-- BEGIN Input records --
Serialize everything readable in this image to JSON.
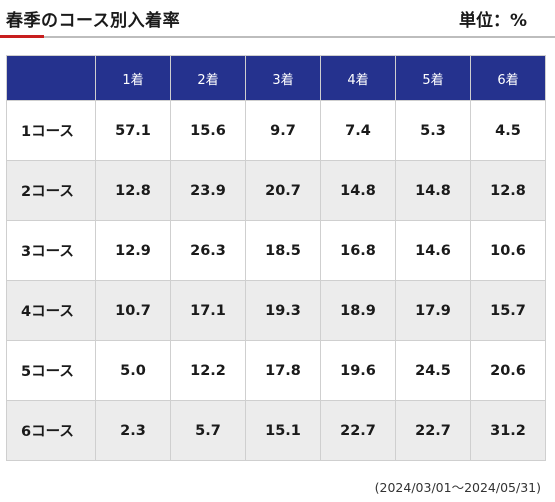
{
  "header": {
    "title": "春季のコース別入着率",
    "unit": "単位：%"
  },
  "table": {
    "columns": [
      "",
      "1着",
      "2着",
      "3着",
      "4着",
      "5着",
      "6着"
    ],
    "rows": [
      {
        "label": "1コース",
        "values": [
          "57.1",
          "15.6",
          "9.7",
          "7.4",
          "5.3",
          "4.5"
        ]
      },
      {
        "label": "2コース",
        "values": [
          "12.8",
          "23.9",
          "20.7",
          "14.8",
          "14.8",
          "12.8"
        ]
      },
      {
        "label": "3コース",
        "values": [
          "12.9",
          "26.3",
          "18.5",
          "16.8",
          "14.6",
          "10.6"
        ]
      },
      {
        "label": "4コース",
        "values": [
          "10.7",
          "17.1",
          "19.3",
          "18.9",
          "17.9",
          "15.7"
        ]
      },
      {
        "label": "5コース",
        "values": [
          "5.0",
          "12.2",
          "17.8",
          "19.6",
          "24.5",
          "20.6"
        ]
      },
      {
        "label": "6コース",
        "values": [
          "2.3",
          "5.7",
          "15.1",
          "22.7",
          "22.7",
          "31.2"
        ]
      }
    ]
  },
  "footer": {
    "period": "(2024/03/01〜2024/05/31)"
  },
  "colors": {
    "header_bg": "#25328e",
    "accent_red": "#c81e1e",
    "alt_row_bg": "#ececec"
  }
}
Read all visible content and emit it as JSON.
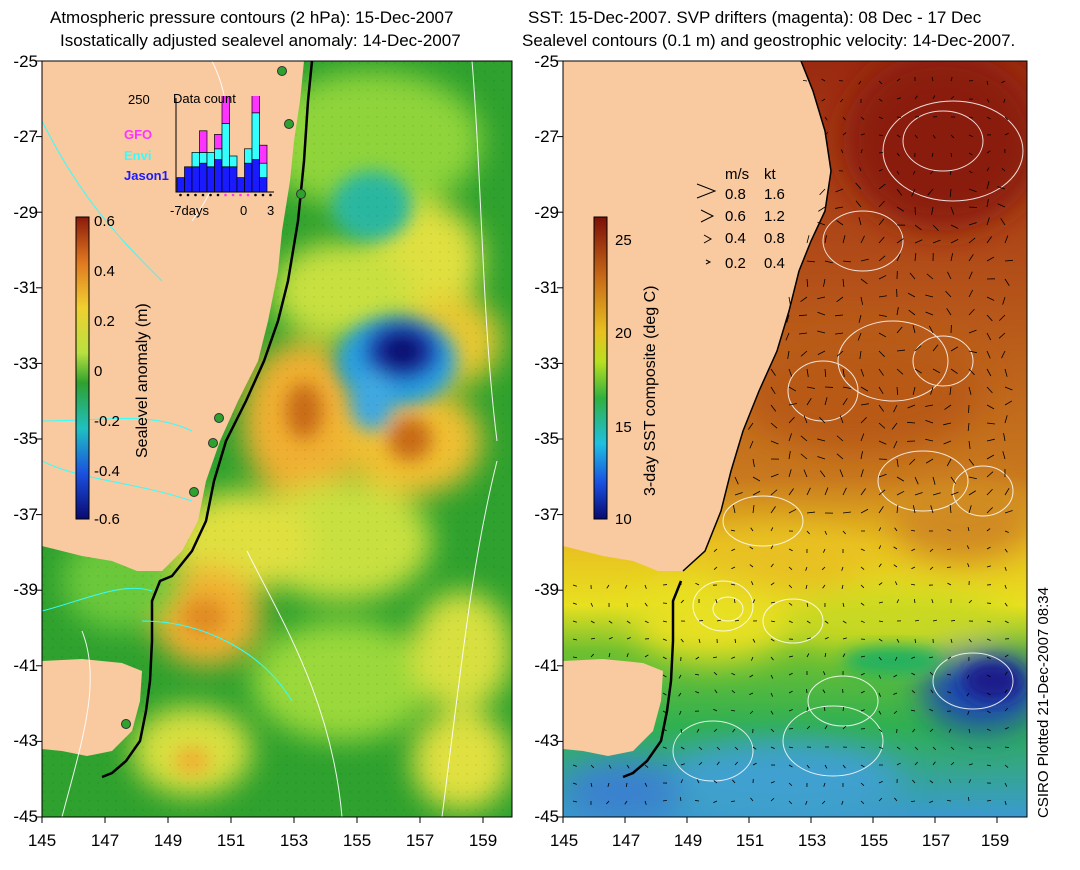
{
  "left_panel": {
    "title_line1": "Atmospheric pressure contours (2 hPa): 15-Dec-2007",
    "title_line2": "Isostatically adjusted sealevel anomaly: 14-Dec-2007",
    "colorbar": {
      "label": "Sealevel anomaly (m)",
      "ticks": [
        "0.6",
        "0.4",
        "0.2",
        "0",
        "-0.2",
        "-0.4",
        "-0.6"
      ]
    },
    "inset": {
      "title": "Data count",
      "ymax_label": "250",
      "legend": [
        {
          "label": "GFO",
          "color": "#ff33ff"
        },
        {
          "label": "Envi",
          "color": "#33ffff"
        },
        {
          "label": "Jason1",
          "color": "#1a1aff"
        }
      ],
      "x_labels": [
        "-7days",
        "0",
        "3"
      ],
      "bars": [
        {
          "gfo": 0,
          "envi": 0,
          "jason": 40
        },
        {
          "gfo": 0,
          "envi": 0,
          "jason": 70
        },
        {
          "gfo": 0,
          "envi": 40,
          "jason": 70
        },
        {
          "gfo": 60,
          "envi": 30,
          "jason": 80
        },
        {
          "gfo": 0,
          "envi": 40,
          "jason": 70
        },
        {
          "gfo": 40,
          "envi": 30,
          "jason": 90
        },
        {
          "gfo": 80,
          "envi": 120,
          "jason": 70
        },
        {
          "gfo": 0,
          "envi": 30,
          "jason": 70
        },
        {
          "gfo": 0,
          "envi": 0,
          "jason": 40
        },
        {
          "gfo": 0,
          "envi": 40,
          "jason": 80
        },
        {
          "gfo": 70,
          "envi": 130,
          "jason": 90
        },
        {
          "gfo": 50,
          "envi": 40,
          "jason": 40
        },
        {
          "gfo": 0,
          "envi": 0,
          "jason": 0
        }
      ]
    }
  },
  "right_panel": {
    "title_line1": "SST: 15-Dec-2007. SVP drifters (magenta): 08 Dec - 17 Dec",
    "title_line2": "Sealevel contours (0.1 m) and geostrophic velocity: 14-Dec-2007.",
    "colorbar": {
      "label": "3-day SST composite (deg C)",
      "ticks": [
        "25",
        "20",
        "15",
        "10"
      ]
    },
    "velocity_legend": {
      "header_ms": "m/s",
      "header_kt": "kt",
      "rows": [
        {
          "ms": "0.8",
          "kt": "1.6"
        },
        {
          "ms": "0.6",
          "kt": "1.2"
        },
        {
          "ms": "0.4",
          "kt": "0.8"
        },
        {
          "ms": "0.2",
          "kt": "0.4"
        }
      ]
    }
  },
  "axes": {
    "y_labels": [
      "-25",
      "-27",
      "-29",
      "-31",
      "-33",
      "-35",
      "-37",
      "-39",
      "-41",
      "-43",
      "-45"
    ],
    "x_labels": [
      "145",
      "147",
      "149",
      "151",
      "153",
      "155",
      "157",
      "159"
    ]
  },
  "credit": "CSIRO Plotted 21-Dec-2007 08:34",
  "colors": {
    "land": "#f9c9a0",
    "ocean_green": "#2ea12e",
    "sst_warm": "#b34a14"
  }
}
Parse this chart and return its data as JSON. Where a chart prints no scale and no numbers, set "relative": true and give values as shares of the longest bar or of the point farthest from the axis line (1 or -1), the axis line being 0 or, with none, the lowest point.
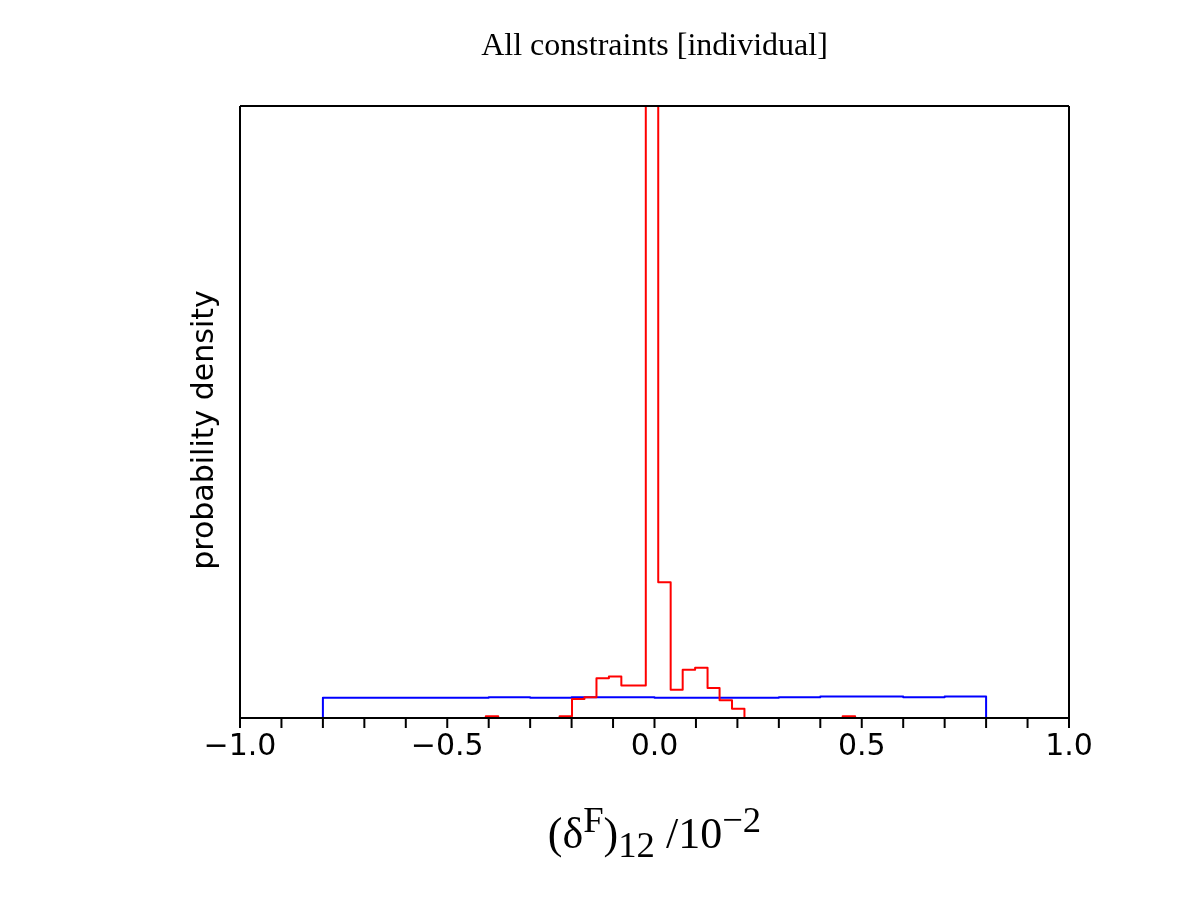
{
  "chart_data": {
    "type": "step",
    "title": "All constraints [individual]",
    "xlabel": "(δ$^{F}$)$_{12}$ /10$^{−2}$",
    "ylabel": "probability density",
    "relative": true,
    "xlim": [
      -1,
      1
    ],
    "xticks": [
      {
        "value": -1,
        "label": "−1.0"
      },
      {
        "value": -0.9,
        "label": null
      },
      {
        "value": -0.8,
        "label": null
      },
      {
        "value": -0.7,
        "label": null
      },
      {
        "value": -0.6,
        "label": null
      },
      {
        "value": -0.5,
        "label": "−0.5"
      },
      {
        "value": -0.4,
        "label": null
      },
      {
        "value": -0.3,
        "label": null
      },
      {
        "value": -0.2,
        "label": null
      },
      {
        "value": -0.1,
        "label": null
      },
      {
        "value": 0,
        "label": "0.0"
      },
      {
        "value": 0.1,
        "label": null
      },
      {
        "value": 0.2,
        "label": null
      },
      {
        "value": 0.3,
        "label": null
      },
      {
        "value": 0.4,
        "label": null
      },
      {
        "value": 0.5,
        "label": "0.5"
      },
      {
        "value": 0.6,
        "label": null
      },
      {
        "value": 0.7,
        "label": null
      },
      {
        "value": 0.8,
        "label": null
      },
      {
        "value": 0.9,
        "label": null
      },
      {
        "value": 1,
        "label": "1.0"
      }
    ],
    "series": [
      {
        "color": "#0000ff",
        "x": [
          -0.8,
          -0.8,
          -0.7,
          -0.6,
          -0.5,
          -0.4,
          -0.3,
          -0.2,
          -0.1,
          0,
          0.1,
          0.2,
          0.3,
          0.4,
          0.5,
          0.6,
          0.7,
          0.8,
          0.8
        ],
        "values": [
          0,
          0.033,
          0.033,
          0.033,
          0.033,
          0.034,
          0.033,
          0.034,
          0.034,
          0.033,
          0.033,
          0.033,
          0.034,
          0.035,
          0.035,
          0.034,
          0.035,
          0.035,
          0
        ]
      },
      {
        "color": "#ff0000",
        "x": [
          -0.407,
          -0.407,
          -0.377,
          -0.348,
          -0.318,
          -0.288,
          -0.259,
          -0.229,
          -0.199,
          -0.169,
          -0.14,
          -0.11,
          -0.08,
          -0.051,
          -0.021,
          0.009,
          0.039,
          0.068,
          0.098,
          0.128,
          0.157,
          0.187,
          0.217,
          0.246,
          0.276,
          0.306,
          0.336,
          0.365,
          0.395,
          0.425,
          0.454,
          0.484,
          0.484
        ],
        "values": [
          0,
          0.003,
          0,
          0,
          0,
          0,
          0,
          0.003,
          0.031,
          0.034,
          0.065,
          0.068,
          0.053,
          0.053,
          1,
          0.222,
          0.046,
          0.079,
          0.082,
          0.049,
          0.029,
          0.015,
          0,
          0,
          0,
          0,
          0,
          0,
          0,
          0,
          0.003,
          0.003,
          0
        ]
      }
    ]
  }
}
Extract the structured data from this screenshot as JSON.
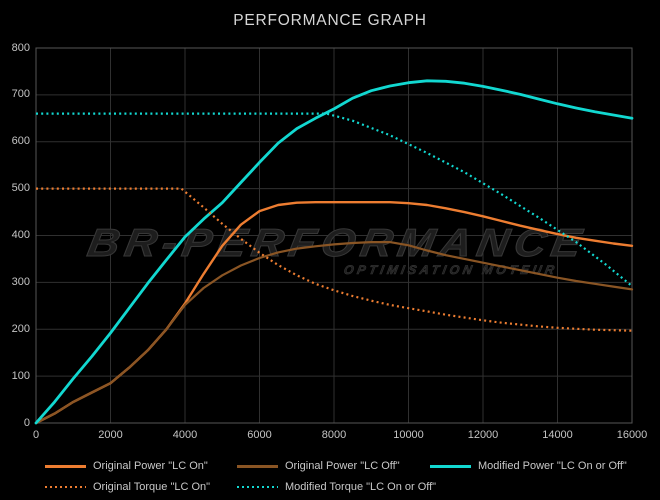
{
  "title": "PERFORMANCE GRAPH",
  "watermark": {
    "line1": "BR-PERFORMANCE",
    "line2": "OPTIMISATION MOTEUR"
  },
  "colors": {
    "background": "#000000",
    "grid": "#303030",
    "plot_border": "#565656",
    "axis_text": "#c4c4c4",
    "title_text": "#d6d6d6",
    "orange": "#ED7D31",
    "brown": "#8A5524",
    "cyan": "#12D8D1"
  },
  "chart_data": {
    "type": "line",
    "title": "PERFORMANCE GRAPH",
    "xlabel": "",
    "ylabel": "",
    "xlim": [
      0,
      16000
    ],
    "ylim": [
      0,
      800
    ],
    "x_ticks": [
      0,
      2000,
      4000,
      6000,
      8000,
      10000,
      12000,
      14000,
      16000
    ],
    "y_ticks": [
      0,
      100,
      200,
      300,
      400,
      500,
      600,
      700,
      800
    ],
    "grid": true,
    "legend_position": "bottom",
    "legend_rows": [
      [
        0,
        1,
        2
      ],
      [
        3,
        4
      ]
    ],
    "series": [
      {
        "name": "Original Power \"LC On\"",
        "color": "#ED7D31",
        "style": "solid",
        "width": 2.4,
        "points": [
          [
            0,
            0
          ],
          [
            500,
            20
          ],
          [
            1000,
            45
          ],
          [
            1500,
            65
          ],
          [
            2000,
            85
          ],
          [
            2500,
            118
          ],
          [
            3000,
            155
          ],
          [
            3500,
            200
          ],
          [
            4000,
            255
          ],
          [
            4500,
            318
          ],
          [
            5000,
            378
          ],
          [
            5500,
            423
          ],
          [
            6000,
            452
          ],
          [
            6500,
            465
          ],
          [
            7000,
            470
          ],
          [
            7500,
            471
          ],
          [
            8000,
            471
          ],
          [
            8500,
            471
          ],
          [
            9000,
            471
          ],
          [
            9500,
            471
          ],
          [
            10000,
            469
          ],
          [
            10500,
            465
          ],
          [
            11000,
            458
          ],
          [
            11500,
            450
          ],
          [
            12000,
            441
          ],
          [
            12500,
            431
          ],
          [
            13000,
            421
          ],
          [
            13500,
            412
          ],
          [
            14000,
            403
          ],
          [
            14500,
            395
          ],
          [
            15000,
            389
          ],
          [
            15500,
            383
          ],
          [
            16000,
            378
          ]
        ]
      },
      {
        "name": "Original Power \"LC Off\"",
        "color": "#8A5524",
        "style": "solid",
        "width": 2.2,
        "points": [
          [
            0,
            0
          ],
          [
            500,
            20
          ],
          [
            1000,
            45
          ],
          [
            1500,
            65
          ],
          [
            2000,
            85
          ],
          [
            2500,
            118
          ],
          [
            3000,
            155
          ],
          [
            3500,
            200
          ],
          [
            4000,
            252
          ],
          [
            4500,
            288
          ],
          [
            5000,
            315
          ],
          [
            5500,
            336
          ],
          [
            6000,
            352
          ],
          [
            6500,
            364
          ],
          [
            7000,
            372
          ],
          [
            7500,
            377
          ],
          [
            8000,
            381
          ],
          [
            8500,
            384
          ],
          [
            9000,
            386
          ],
          [
            9500,
            386
          ],
          [
            10000,
            379
          ],
          [
            10500,
            368
          ],
          [
            11000,
            358
          ],
          [
            11500,
            350
          ],
          [
            12000,
            342
          ],
          [
            12500,
            334
          ],
          [
            13000,
            326
          ],
          [
            13500,
            318
          ],
          [
            14000,
            310
          ],
          [
            14500,
            303
          ],
          [
            15000,
            297
          ],
          [
            15500,
            291
          ],
          [
            16000,
            285
          ]
        ]
      },
      {
        "name": "Modified Power \"LC On or Off\"",
        "color": "#12D8D1",
        "style": "solid",
        "width": 2.8,
        "points": [
          [
            0,
            0
          ],
          [
            500,
            45
          ],
          [
            1000,
            95
          ],
          [
            1500,
            142
          ],
          [
            2000,
            192
          ],
          [
            2500,
            245
          ],
          [
            3000,
            298
          ],
          [
            3500,
            348
          ],
          [
            4000,
            397
          ],
          [
            4500,
            435
          ],
          [
            5000,
            470
          ],
          [
            5500,
            513
          ],
          [
            6000,
            556
          ],
          [
            6500,
            597
          ],
          [
            7000,
            628
          ],
          [
            7500,
            650
          ],
          [
            8000,
            670
          ],
          [
            8500,
            693
          ],
          [
            9000,
            709
          ],
          [
            9500,
            719
          ],
          [
            10000,
            726
          ],
          [
            10500,
            730
          ],
          [
            11000,
            729
          ],
          [
            11500,
            725
          ],
          [
            12000,
            718
          ],
          [
            12500,
            710
          ],
          [
            13000,
            701
          ],
          [
            13500,
            691
          ],
          [
            14000,
            681
          ],
          [
            14500,
            672
          ],
          [
            15000,
            664
          ],
          [
            15500,
            657
          ],
          [
            16000,
            650
          ]
        ]
      },
      {
        "name": "Original Torque \"LC On\"",
        "color": "#ED7D31",
        "style": "dotted",
        "width": 2.2,
        "points": [
          [
            0,
            500
          ],
          [
            3900,
            500
          ],
          [
            4200,
            480
          ],
          [
            4500,
            460
          ],
          [
            5000,
            425
          ],
          [
            5500,
            393
          ],
          [
            6000,
            363
          ],
          [
            6500,
            337
          ],
          [
            7000,
            315
          ],
          [
            7500,
            297
          ],
          [
            8000,
            283
          ],
          [
            8500,
            271
          ],
          [
            9000,
            261
          ],
          [
            9500,
            252
          ],
          [
            10000,
            245
          ],
          [
            10500,
            238
          ],
          [
            11000,
            231
          ],
          [
            11500,
            225
          ],
          [
            12000,
            219
          ],
          [
            12500,
            214
          ],
          [
            13000,
            210
          ],
          [
            13500,
            206
          ],
          [
            14000,
            203
          ],
          [
            14500,
            201
          ],
          [
            15000,
            199
          ],
          [
            15500,
            198
          ],
          [
            16000,
            197
          ]
        ]
      },
      {
        "name": "Modified Torque \"LC On or Off\"",
        "color": "#12D8D1",
        "style": "dotted",
        "width": 2.2,
        "points": [
          [
            0,
            660
          ],
          [
            7800,
            660
          ],
          [
            8500,
            645
          ],
          [
            9500,
            614
          ],
          [
            10500,
            576
          ],
          [
            11500,
            535
          ],
          [
            12500,
            488
          ],
          [
            13500,
            438
          ],
          [
            14500,
            386
          ],
          [
            15300,
            338
          ],
          [
            16000,
            292
          ]
        ]
      }
    ]
  }
}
-- END Input records --
■ **What is asked**: Collect every line from the records above that contains the word "Original".

■ **Correct output**:
        "name": "Original Power \"LC On\"",
        "name": "Original Power \"LC Off\"",
        "name": "Original Torque \"LC On\"",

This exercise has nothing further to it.